→ Written problem A
Reproduce, line for line, the stretch of the records from the line containing "svg-text:$: $ [561, 171, 589, 227]" through the end of the records, including both ends, but leave the pictures out.

:: Passage to read ::

So, why a final girl instead of a final boy? Well, why not ask the filmmakers themselves? As luck would have it, Clover actually quotes Brian De Palma about that very topic, of which he said: “women in peril work better in the suspense genre…if you have a haunted house and you have a woman walking around with a candelabrum, you fear more for her than you would for a husky man” (p.42). Pretty straightforward, right? Apparently not, as Clover “clarifies” this statement by saying that what De Palma is actually proposing is that “the lack of the phallus, for Lacan the privileged signifier of the symbolic order, is itself horrifying, at least in the mind of the male observer”. I don’t know who this Lacan guy is, but it sounds like he takes his cock a little too seriously. Either way, I thought I had this argument pegged, that a female character traditionally elicits more sympathy than a male character when placed in a dangerous situation for the following reasons: Men tend to be physically stronger than women, a male character in a story is more traditionally heroic than a female character (especially thirty years ago), and, simply, people are more used to sympathizing with a female in peril than a man in peril when watching a movie.
Turns out I was wrong folks. Apparently, I become afraid when watching a movie where a woman was put in peril, not because she held my sympathies and I worried for her survival, but rather…because she doesn’t have a penis. The threat is not a factor, and the narrative is basically irrelevant. If I watch a movie where a woman is just sitting there doing nothing, my subconscious will scream out “OH MY GOD OH MY GOD THAT GUY DOESN’T HAVE A DICK SO HE MUST NOT BE A GUY I DON’T KNOW WHAT HE IS I AM SCARED!!!” Really?!? Really?!? Are you kidding me?!? Based on that logic, watching 90 minutes of footage of the Sex and the City ladies having dinner should be the scariest movie ever made. Actually, that’s a pretty good idea. That should be the next Saw movie. Just advertise it as Saw 8 or 9 (whatever number they’re up to by now) and throw that shit up on the screen instead. You know, that does sound pretty fucking horrifing now that I think about it. Anyway, let’s put this simply: if you cast John Rambo as the final girl in a Friday the 13th movie, it’s not going to work. Watching the movie, you know that, in the end, Rambo is gonna lay waste to Voorhees, so there is no suspense created. It’s really not the most obtuse thing in the world.
The above paragraph also sets up the idea that, in the slasher film, the gender of the hero and the victim is determined not by gender (that was my first guess), but rather, by whether or not they carry certain masculine or feminine traits. So, how did these traits become “masculinised” or “feminized”? By being aligned with males or females, of course. It is tradition that the character that springs into action and defeats the monster is male, so this is a masculine action. When a female performs this action, she is supposedly no longer female, because she is performing a masculine action. So, the “final girl” is a victim early on in a slasher film, and therefore, female. As she turns the tables and defeats the killer, she becomes male (in effect). Got that?

:::

→ Written problem B
Write the next part of the essay on the "final girl" in slasher films, picking up after its last sentence.

:: Data rows ::

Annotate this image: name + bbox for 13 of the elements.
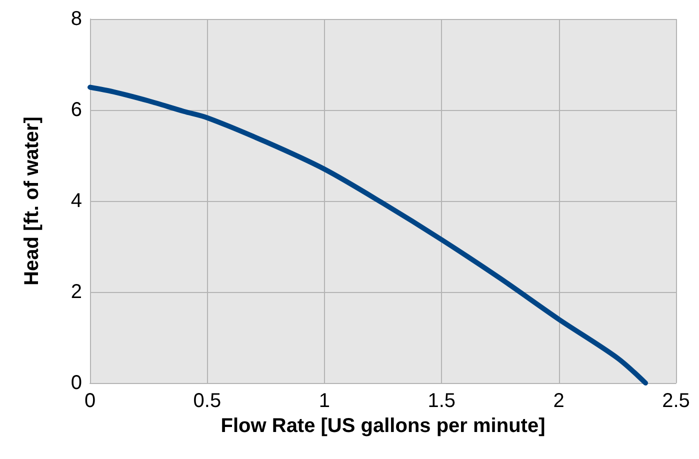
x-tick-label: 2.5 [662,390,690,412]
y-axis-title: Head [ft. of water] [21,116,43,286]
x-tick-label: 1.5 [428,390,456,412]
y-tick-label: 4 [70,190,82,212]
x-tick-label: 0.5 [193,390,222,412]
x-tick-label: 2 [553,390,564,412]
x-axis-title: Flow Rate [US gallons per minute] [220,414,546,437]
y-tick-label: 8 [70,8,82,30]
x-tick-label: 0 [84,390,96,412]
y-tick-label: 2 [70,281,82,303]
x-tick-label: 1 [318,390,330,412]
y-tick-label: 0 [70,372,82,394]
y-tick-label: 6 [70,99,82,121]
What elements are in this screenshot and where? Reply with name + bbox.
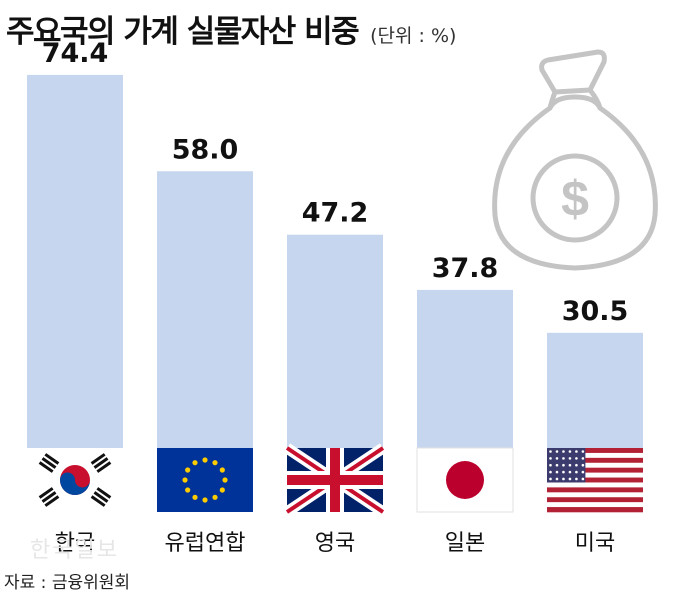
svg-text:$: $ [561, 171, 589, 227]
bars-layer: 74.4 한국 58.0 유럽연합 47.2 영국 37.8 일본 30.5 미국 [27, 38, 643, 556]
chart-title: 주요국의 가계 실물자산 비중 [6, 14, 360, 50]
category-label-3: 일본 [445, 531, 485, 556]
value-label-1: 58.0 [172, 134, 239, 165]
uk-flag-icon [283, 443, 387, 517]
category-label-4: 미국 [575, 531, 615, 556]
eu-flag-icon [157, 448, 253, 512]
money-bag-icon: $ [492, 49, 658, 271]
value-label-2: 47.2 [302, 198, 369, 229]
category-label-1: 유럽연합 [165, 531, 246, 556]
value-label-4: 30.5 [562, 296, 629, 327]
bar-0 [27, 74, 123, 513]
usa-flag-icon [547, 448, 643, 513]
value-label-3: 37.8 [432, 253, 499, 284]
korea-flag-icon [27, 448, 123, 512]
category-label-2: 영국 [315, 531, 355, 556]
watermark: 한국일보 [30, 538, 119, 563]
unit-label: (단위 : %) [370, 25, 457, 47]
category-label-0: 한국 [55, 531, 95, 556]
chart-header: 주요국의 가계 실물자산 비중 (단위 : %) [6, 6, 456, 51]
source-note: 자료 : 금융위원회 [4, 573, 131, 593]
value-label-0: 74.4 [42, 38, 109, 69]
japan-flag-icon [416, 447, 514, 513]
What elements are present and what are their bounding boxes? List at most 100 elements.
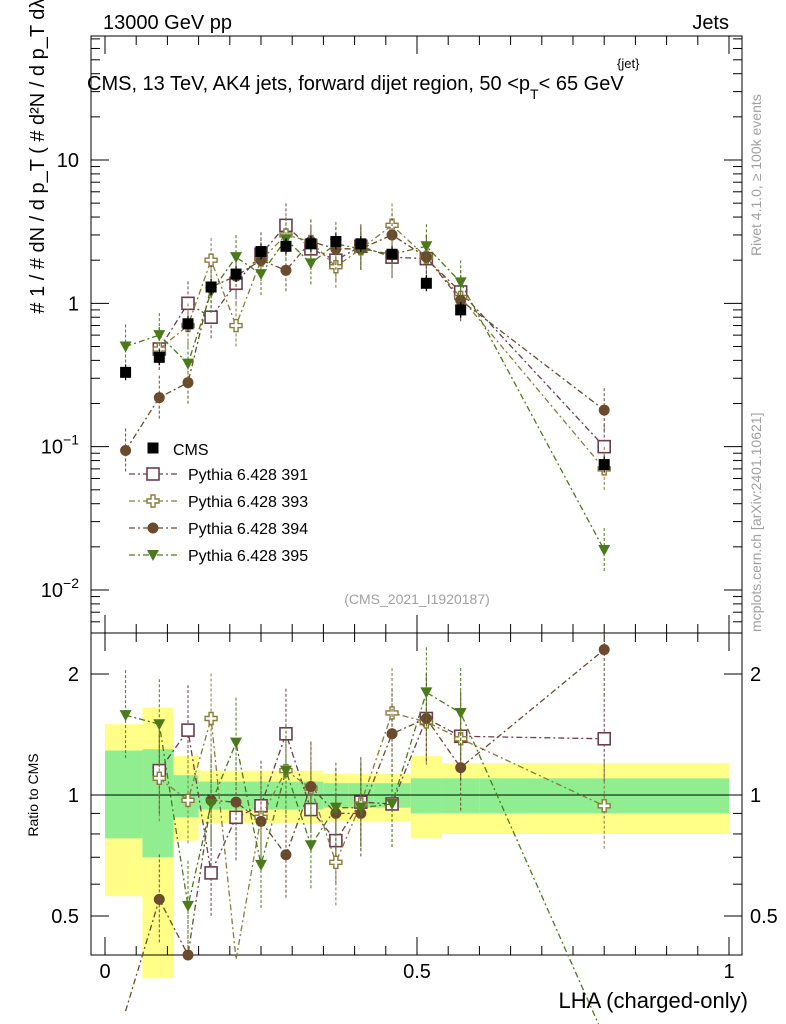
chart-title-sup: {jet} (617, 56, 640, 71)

:::

→ Exercise result A
svg-text:$: $ [561, 171, 589, 227]
bars-layer: 74.4 한국 58.0 유럽연합 47.2 영국 37.8 일본 30.5 미국 [27, 38, 643, 556]
chart-title: 주요국의 가계 실물자산 비중 [6, 14, 360, 50]
category-label-3: 일본 [445, 531, 485, 556]
value-label-1: 58.0 [172, 134, 239, 165]
uk-flag-icon [283, 443, 387, 517]
category-label-4: 미국 [575, 531, 615, 556]
eu-flag-icon [157, 448, 253, 512]
money-bag-icon: $ [492, 49, 658, 271]
value-label-2: 47.2 [302, 198, 369, 229]
category-label-1: 유럽연합 [165, 531, 246, 556]
value-label-4: 30.5 [562, 296, 629, 327]
bar-0 [27, 74, 123, 513]
usa-flag-icon [547, 448, 643, 513]
value-label-3: 37.8 [432, 253, 499, 284]
korea-flag-icon [27, 448, 123, 512]
category-label-2: 영국 [315, 531, 355, 556]
watermark: 한국일보 [30, 538, 119, 563]
unit-label: (단위 : %) [370, 25, 457, 47]
category-label-0: 한국 [55, 531, 95, 556]
chart-header: 주요국의 가계 실물자산 비중 (단위 : %) [6, 6, 456, 51]
source-note: 자료 : 금융위원회 [4, 573, 131, 593]
value-label-0: 74.4 [42, 38, 109, 69]
japan-flag-icon [416, 447, 514, 513]
What elements are present and what are their bounding boxes? List at most 100 elements.
chart-title-sup: {jet} (617, 56, 640, 71)

→ Exercise result B
Well, why bother joining these two distinctions at the hip? We understand the difference between male and female, and the difference between hero, victim, and villain. We can simply point out that slasher films break the trend of having a male hero destroy a monster and pat the genre on the back for being “progressive” in a small way. Perhaps inadvertently, Clover wants to deny even this to the female hero, forcing her to be read as male because previous heroes were mostly male. Why bother? Well, to force this dynamic into her major thesis, of course. She states that the final girl is a “double for the adolescent male…a homoerotic stand-in”. In other words, some masked nutbar is trying to stab the final girl with a phallic symbol (of course, in a Freudian piece, you knew this was going to come up at some point), and the “marginal” male horror fan with the marginal mind empathizes with this female hero, not realizing THAT SHE IS ACTUALLY A MAN! Holy shit.
The viewer is hoodwinked (bamboozled even) into thinking that they were empathizing with a female while a killer comes after her with a knife. However, this is all a ruse so that the female hero can gain the sympathies of the male viewer, only to do a switcheroo and become male. This is done to stir up homosexual fears within the male viewer without him realizing it, as he still naively believes that the chick with the long hair and boobs is a girl (sucker!). Therefore, what ACTUALLY happens is that the male viewer engages in a homosexual fantasy by empathizing with a final girl (a man) who is then almost being penetrated with a knife (a penis). I guess this is supposed to alleviate homosexual fears and repression within the adolescent male viewer without him realizing it, because if he really understood what was going on, he would stand up and yell “YO THIS SHIT IS GAY TURN IT OFF!” It stands to reason that if you’re an adolescent (mostly) straight male and you watch a bunch of slasher movies, you’ll show less latent homosexual tendencies than if you just watched costume dramas. So, it’s GOOD for you (if you’re a dude, that is).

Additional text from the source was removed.